Set problem
Every line holding the string "Beratungen" should be gathered.

Records provided
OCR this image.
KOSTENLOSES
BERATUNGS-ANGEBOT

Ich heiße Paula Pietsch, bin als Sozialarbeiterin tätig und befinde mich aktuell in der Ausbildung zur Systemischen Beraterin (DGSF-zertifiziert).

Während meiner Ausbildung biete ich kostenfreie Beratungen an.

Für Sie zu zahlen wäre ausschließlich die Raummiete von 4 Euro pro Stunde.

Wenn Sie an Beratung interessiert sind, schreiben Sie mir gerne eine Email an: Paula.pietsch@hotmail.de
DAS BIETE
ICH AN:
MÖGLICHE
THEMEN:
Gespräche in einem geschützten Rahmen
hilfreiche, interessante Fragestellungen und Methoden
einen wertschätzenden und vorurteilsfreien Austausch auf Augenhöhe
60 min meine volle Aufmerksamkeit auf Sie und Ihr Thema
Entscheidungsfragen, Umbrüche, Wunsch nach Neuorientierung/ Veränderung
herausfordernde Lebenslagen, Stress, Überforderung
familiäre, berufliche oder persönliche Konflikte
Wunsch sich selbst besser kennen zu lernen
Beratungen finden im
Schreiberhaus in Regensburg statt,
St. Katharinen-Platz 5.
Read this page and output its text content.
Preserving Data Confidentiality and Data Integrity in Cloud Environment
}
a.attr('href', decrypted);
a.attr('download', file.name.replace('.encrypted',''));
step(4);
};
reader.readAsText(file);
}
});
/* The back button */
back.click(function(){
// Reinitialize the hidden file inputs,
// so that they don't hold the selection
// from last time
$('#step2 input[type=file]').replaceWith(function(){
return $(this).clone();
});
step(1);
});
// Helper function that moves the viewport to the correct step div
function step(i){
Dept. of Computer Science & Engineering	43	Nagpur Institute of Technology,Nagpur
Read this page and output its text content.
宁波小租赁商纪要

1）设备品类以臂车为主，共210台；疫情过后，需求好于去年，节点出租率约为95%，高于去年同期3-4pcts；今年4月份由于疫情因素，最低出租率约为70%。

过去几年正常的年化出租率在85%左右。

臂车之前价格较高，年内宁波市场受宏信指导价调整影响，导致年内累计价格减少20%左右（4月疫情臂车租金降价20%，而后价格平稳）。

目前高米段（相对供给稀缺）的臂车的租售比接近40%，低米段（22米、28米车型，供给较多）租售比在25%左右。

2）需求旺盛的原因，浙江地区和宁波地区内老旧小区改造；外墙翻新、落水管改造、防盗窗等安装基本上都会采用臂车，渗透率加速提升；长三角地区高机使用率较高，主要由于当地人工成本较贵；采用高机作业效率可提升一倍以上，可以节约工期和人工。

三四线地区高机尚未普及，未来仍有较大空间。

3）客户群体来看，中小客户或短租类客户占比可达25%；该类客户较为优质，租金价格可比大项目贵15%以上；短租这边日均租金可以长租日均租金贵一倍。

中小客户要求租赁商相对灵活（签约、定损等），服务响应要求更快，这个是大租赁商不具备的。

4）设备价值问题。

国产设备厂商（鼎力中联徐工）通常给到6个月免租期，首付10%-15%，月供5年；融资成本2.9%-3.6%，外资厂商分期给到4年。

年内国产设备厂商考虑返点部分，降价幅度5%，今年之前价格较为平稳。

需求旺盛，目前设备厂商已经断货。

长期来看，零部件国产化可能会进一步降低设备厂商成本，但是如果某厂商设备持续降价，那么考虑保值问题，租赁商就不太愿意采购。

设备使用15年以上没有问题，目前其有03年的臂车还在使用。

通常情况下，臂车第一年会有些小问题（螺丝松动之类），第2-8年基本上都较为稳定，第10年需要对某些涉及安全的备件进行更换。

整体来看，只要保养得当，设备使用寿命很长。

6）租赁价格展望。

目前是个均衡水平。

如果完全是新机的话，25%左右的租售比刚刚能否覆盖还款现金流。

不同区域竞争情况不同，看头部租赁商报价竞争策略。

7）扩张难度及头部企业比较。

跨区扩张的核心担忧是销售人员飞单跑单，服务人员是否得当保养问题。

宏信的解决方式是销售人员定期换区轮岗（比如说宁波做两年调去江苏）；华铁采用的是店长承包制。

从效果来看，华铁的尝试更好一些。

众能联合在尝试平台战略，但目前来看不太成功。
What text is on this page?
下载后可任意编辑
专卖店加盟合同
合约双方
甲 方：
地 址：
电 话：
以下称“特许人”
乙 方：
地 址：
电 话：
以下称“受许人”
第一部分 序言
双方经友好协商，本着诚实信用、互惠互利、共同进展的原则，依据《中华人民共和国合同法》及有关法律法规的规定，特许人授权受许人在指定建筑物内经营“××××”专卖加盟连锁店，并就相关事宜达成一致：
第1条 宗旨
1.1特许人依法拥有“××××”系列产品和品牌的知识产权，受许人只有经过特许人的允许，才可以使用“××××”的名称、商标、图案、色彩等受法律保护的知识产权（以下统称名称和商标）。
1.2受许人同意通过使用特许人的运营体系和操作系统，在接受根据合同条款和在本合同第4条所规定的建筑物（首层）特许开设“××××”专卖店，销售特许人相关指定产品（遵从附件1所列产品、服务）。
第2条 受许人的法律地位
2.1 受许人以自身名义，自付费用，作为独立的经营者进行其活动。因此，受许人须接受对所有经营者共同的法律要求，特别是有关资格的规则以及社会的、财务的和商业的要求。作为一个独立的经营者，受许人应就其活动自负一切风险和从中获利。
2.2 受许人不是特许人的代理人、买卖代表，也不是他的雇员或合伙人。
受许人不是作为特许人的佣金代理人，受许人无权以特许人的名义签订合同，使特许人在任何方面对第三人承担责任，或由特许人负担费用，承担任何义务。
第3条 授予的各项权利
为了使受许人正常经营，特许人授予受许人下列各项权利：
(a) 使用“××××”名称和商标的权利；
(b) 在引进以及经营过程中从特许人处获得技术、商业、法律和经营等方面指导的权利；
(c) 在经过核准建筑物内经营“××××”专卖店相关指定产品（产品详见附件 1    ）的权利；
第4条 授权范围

Exercise response
Während meiner Ausbildung biete ich kostenfreie Beratungen an.
Beratungen finden im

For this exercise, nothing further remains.